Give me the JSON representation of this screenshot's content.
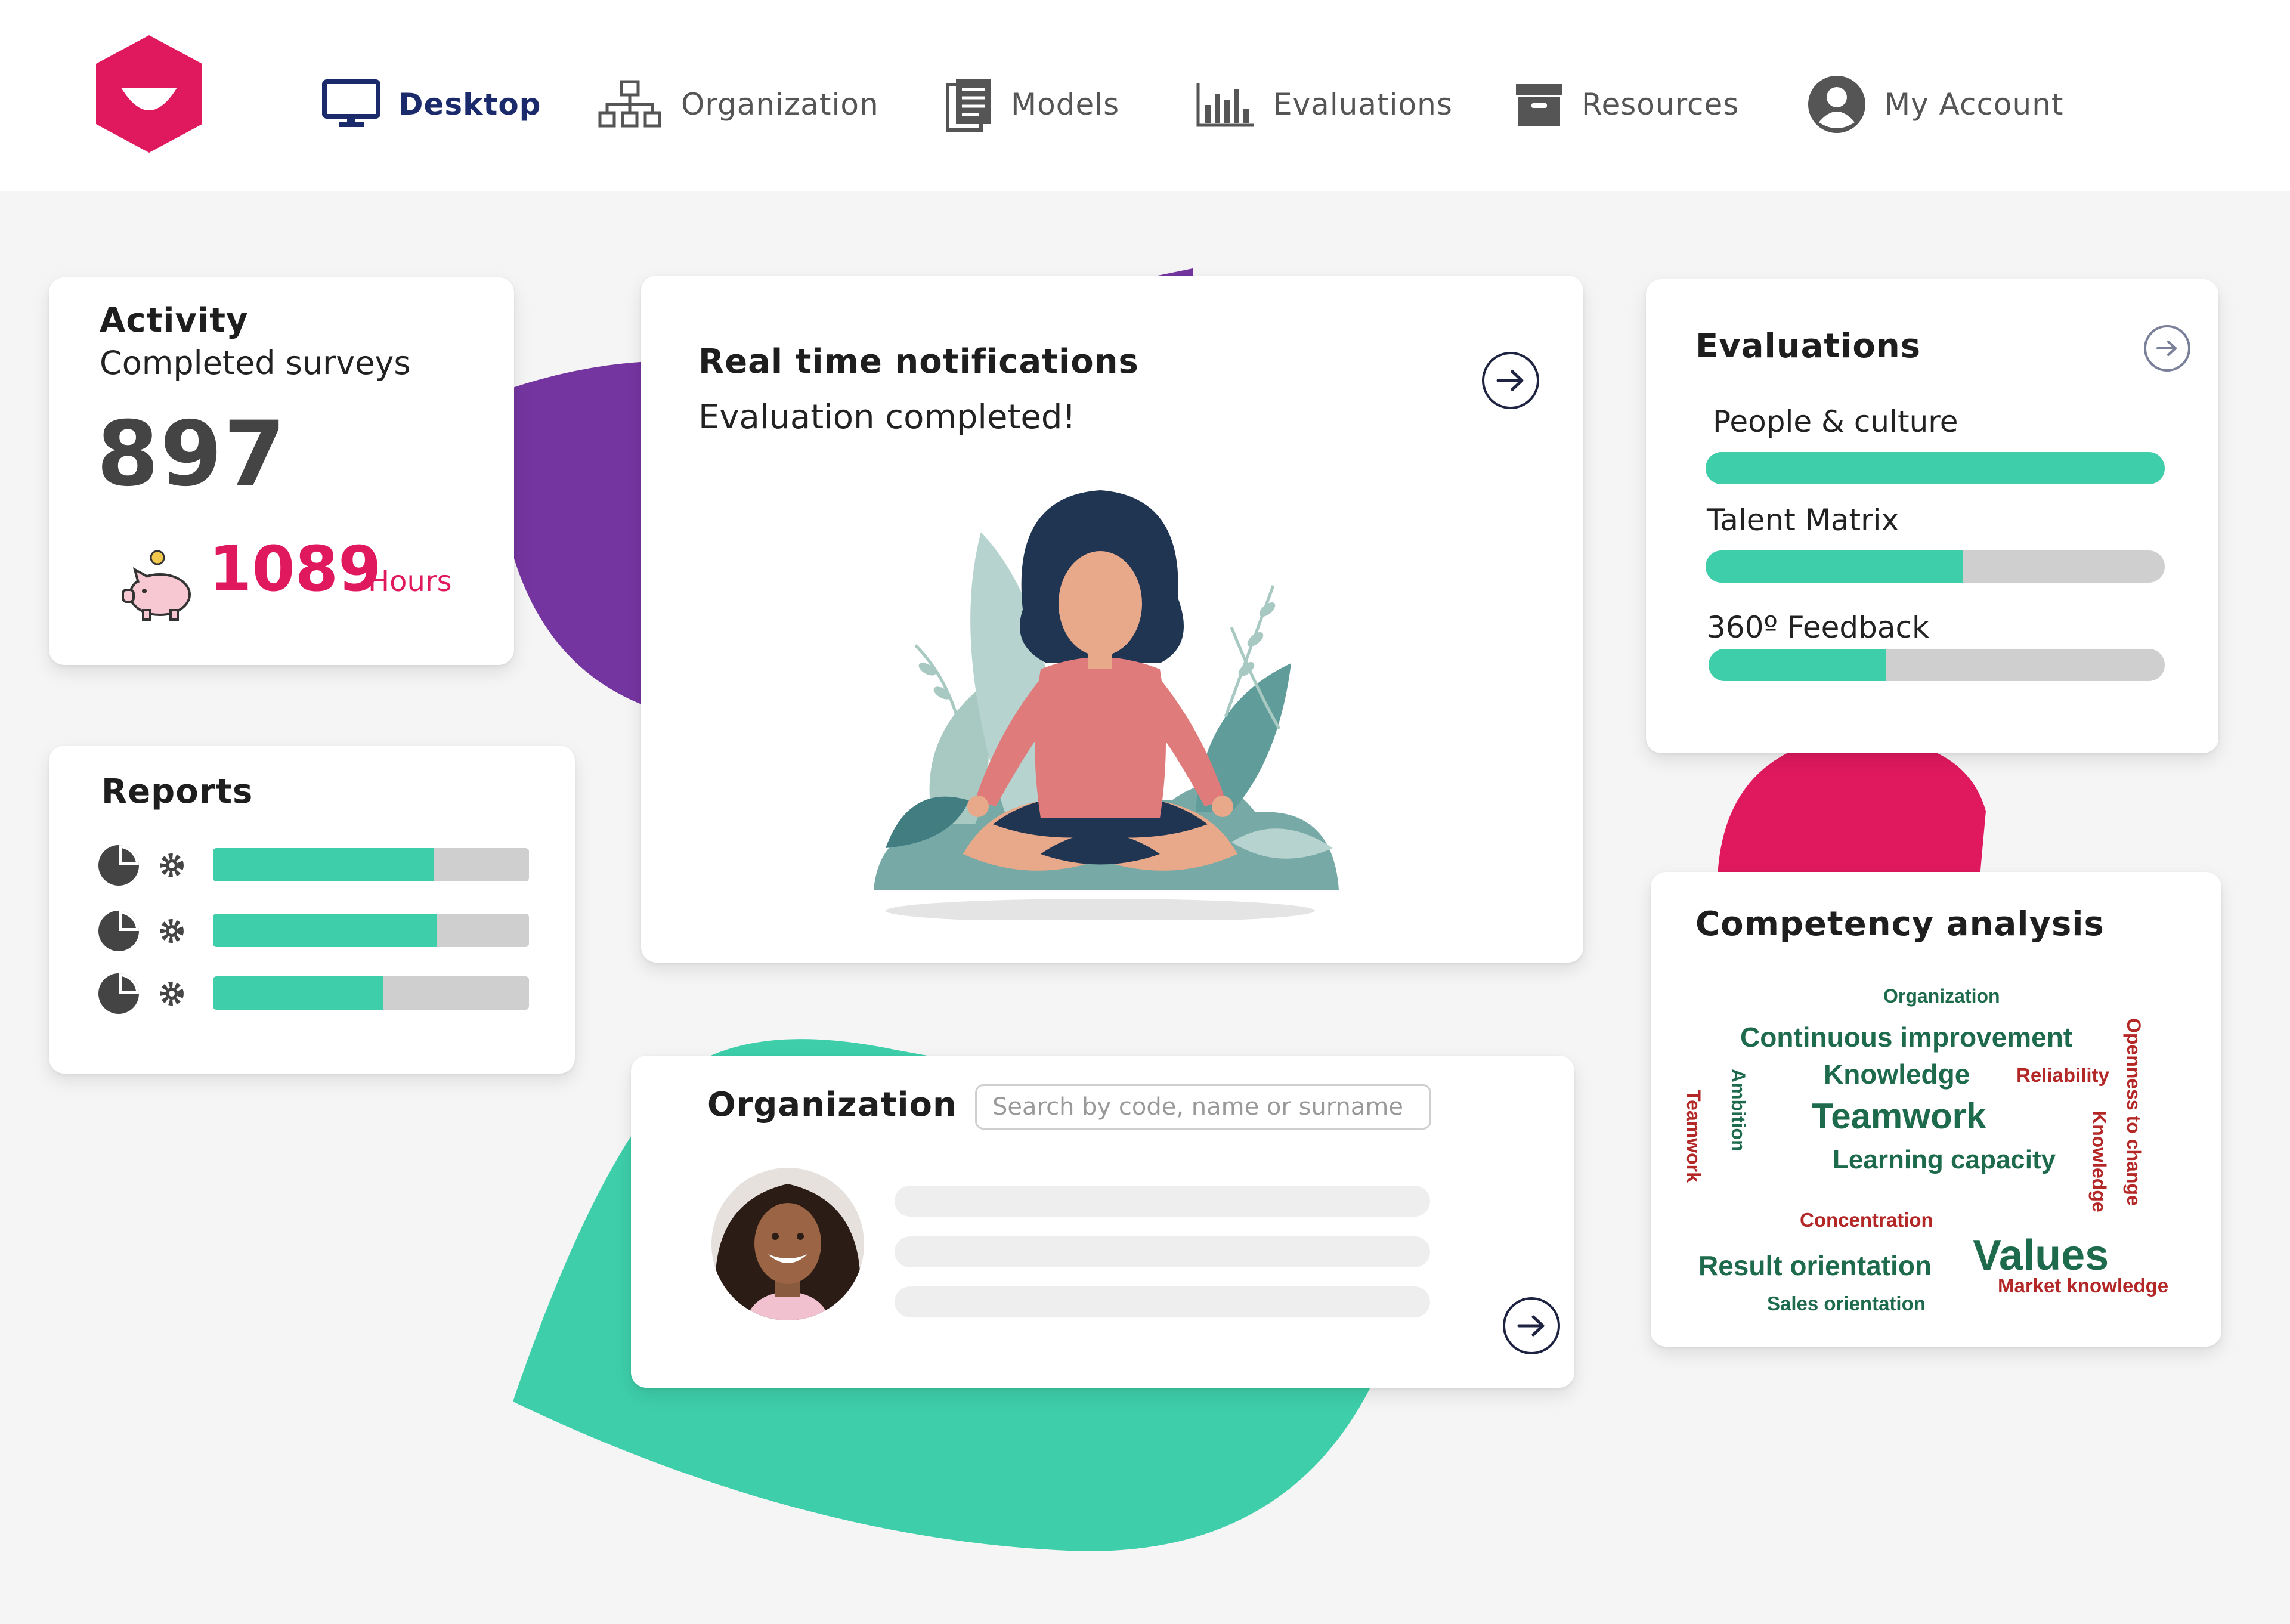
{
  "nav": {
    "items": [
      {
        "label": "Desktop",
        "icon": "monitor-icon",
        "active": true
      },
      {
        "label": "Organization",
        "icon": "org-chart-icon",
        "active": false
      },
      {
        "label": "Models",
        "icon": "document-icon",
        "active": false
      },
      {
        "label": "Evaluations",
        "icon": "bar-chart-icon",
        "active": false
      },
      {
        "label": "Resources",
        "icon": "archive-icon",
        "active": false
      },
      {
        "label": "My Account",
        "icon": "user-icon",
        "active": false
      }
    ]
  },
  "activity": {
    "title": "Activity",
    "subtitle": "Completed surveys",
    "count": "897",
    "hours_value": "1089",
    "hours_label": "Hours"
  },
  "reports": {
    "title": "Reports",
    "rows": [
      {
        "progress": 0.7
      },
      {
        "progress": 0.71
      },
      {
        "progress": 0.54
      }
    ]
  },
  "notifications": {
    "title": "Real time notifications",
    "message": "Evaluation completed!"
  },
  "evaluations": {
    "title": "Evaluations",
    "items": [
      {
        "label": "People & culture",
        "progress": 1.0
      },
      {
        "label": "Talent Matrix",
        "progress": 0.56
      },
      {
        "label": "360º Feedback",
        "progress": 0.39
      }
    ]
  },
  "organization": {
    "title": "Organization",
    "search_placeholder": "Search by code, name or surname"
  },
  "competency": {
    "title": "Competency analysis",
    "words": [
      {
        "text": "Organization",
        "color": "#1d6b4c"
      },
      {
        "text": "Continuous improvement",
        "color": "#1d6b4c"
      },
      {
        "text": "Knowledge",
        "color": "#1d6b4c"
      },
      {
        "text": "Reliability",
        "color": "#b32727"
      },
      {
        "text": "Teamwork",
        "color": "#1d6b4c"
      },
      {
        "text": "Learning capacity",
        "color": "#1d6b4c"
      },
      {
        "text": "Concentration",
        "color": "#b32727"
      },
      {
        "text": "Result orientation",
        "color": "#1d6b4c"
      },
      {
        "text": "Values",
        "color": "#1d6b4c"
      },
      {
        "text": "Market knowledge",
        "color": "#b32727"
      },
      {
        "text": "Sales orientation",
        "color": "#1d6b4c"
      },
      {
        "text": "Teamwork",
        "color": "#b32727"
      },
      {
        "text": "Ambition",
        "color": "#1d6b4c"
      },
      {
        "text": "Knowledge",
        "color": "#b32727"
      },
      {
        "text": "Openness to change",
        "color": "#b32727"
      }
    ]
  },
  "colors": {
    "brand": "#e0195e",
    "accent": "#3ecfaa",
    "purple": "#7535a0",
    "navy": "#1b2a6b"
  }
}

-=-=-=-=-

* _Required task_: Take the listing and print it again exactly, but without any pictures.

* _Solution to the exercise_:
Give me the JSON representation of this screenshot's content.
{
  "nav": {
    "items": [
      {
        "label": "Desktop",
        "icon": "monitor-icon",
        "active": true
      },
      {
        "label": "Organization",
        "icon": "org-chart-icon",
        "active": false
      },
      {
        "label": "Models",
        "icon": "document-icon",
        "active": false
      },
      {
        "label": "Evaluations",
        "icon": "bar-chart-icon",
        "active": false
      },
      {
        "label": "Resources",
        "icon": "archive-icon",
        "active": false
      },
      {
        "label": "My Account",
        "icon": "user-icon",
        "active": false
      }
    ]
  },
  "activity": {
    "title": "Activity",
    "subtitle": "Completed surveys",
    "count": "897",
    "hours_value": "1089",
    "hours_label": "Hours"
  },
  "reports": {
    "title": "Reports",
    "rows": [
      {
        "progress": 0.7
      },
      {
        "progress": 0.71
      },
      {
        "progress": 0.54
      }
    ]
  },
  "notifications": {
    "title": "Real time notifications",
    "message": "Evaluation completed!"
  },
  "evaluations": {
    "title": "Evaluations",
    "items": [
      {
        "label": "People & culture",
        "progress": 1.0
      },
      {
        "label": "Talent Matrix",
        "progress": 0.56
      },
      {
        "label": "360º Feedback",
        "progress": 0.39
      }
    ]
  },
  "organization": {
    "title": "Organization",
    "search_placeholder": "Search by code, name or surname"
  },
  "competency": {
    "title": "Competency analysis",
    "words": [
      {
        "text": "Organization",
        "color": "#1d6b4c"
      },
      {
        "text": "Continuous improvement",
        "color": "#1d6b4c"
      },
      {
        "text": "Knowledge",
        "color": "#1d6b4c"
      },
      {
        "text": "Reliability",
        "color": "#b32727"
      },
      {
        "text": "Teamwork",
        "color": "#1d6b4c"
      },
      {
        "text": "Learning capacity",
        "color": "#1d6b4c"
      },
      {
        "text": "Concentration",
        "color": "#b32727"
      },
      {
        "text": "Result orientation",
        "color": "#1d6b4c"
      },
      {
        "text": "Values",
        "color": "#1d6b4c"
      },
      {
        "text": "Market knowledge",
        "color": "#b32727"
      },
      {
        "text": "Sales orientation",
        "color": "#1d6b4c"
      },
      {
        "text": "Teamwork",
        "color": "#b32727"
      },
      {
        "text": "Ambition",
        "color": "#1d6b4c"
      },
      {
        "text": "Knowledge",
        "color": "#b32727"
      },
      {
        "text": "Openness to change",
        "color": "#b32727"
      }
    ]
  },
  "colors": {
    "brand": "#e0195e",
    "accent": "#3ecfaa",
    "purple": "#7535a0",
    "navy": "#1b2a6b"
  }
}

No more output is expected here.